[SHORT PROBLEM] Each entry that follows must be output without any deviation.

[INPUT]
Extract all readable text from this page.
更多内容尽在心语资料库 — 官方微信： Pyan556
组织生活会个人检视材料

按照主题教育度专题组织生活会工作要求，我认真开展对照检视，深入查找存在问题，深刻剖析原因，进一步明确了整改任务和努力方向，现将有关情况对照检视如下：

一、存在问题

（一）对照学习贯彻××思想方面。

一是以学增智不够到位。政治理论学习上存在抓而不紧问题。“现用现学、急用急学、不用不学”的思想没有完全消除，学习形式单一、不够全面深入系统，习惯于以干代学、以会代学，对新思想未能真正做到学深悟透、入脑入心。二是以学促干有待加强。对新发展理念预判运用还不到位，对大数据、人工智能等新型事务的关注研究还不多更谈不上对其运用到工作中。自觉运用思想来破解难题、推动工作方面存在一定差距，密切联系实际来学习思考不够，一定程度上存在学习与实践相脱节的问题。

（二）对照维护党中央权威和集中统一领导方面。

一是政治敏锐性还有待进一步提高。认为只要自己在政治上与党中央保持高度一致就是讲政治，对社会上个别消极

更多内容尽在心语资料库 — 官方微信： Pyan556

[EXERCISE ANSWER]
Extract all readable text from this page.
更多内容尽在心语资料库 — 官方微信： Pyan556
组织生活会个人检视材料

按照主题教育度专题组织生活会工作要求，我认真开展对照检视，深入查找存在问题，深刻剖析原因，进一步明确了整改任务和努力方向，现将有关情况对照检视如下：

一、存在问题

（一）对照学习贯彻××思想方面。

一是以学增智不够到位。政治理论学习上存在抓而不紧问题。“现用现学、急用急学、不用不学”的思想没有完全消除，学习形式单一、不够全面深入系统，习惯于以干代学、以会代学，对新思想未能真正做到学深悟透、入脑入心。二是以学促干有待加强。对新发展理念预判运用还不到位，对大数据、人工智能等新型事务的关注研究还不多更谈不上对其运用到工作中。自觉运用思想来破解难题、推动工作方面存在一定差距，密切联系实际来学习思考不够，一定程度上存在学习与实践相脱节的问题。

（二）对照维护党中央权威和集中统一领导方面。

一是政治敏锐性还有待进一步提高。认为只要自己在政治上与党中央保持高度一致就是讲政治，对社会上个别消极

更多内容尽在心语资料库 — 官方微信： Pyan556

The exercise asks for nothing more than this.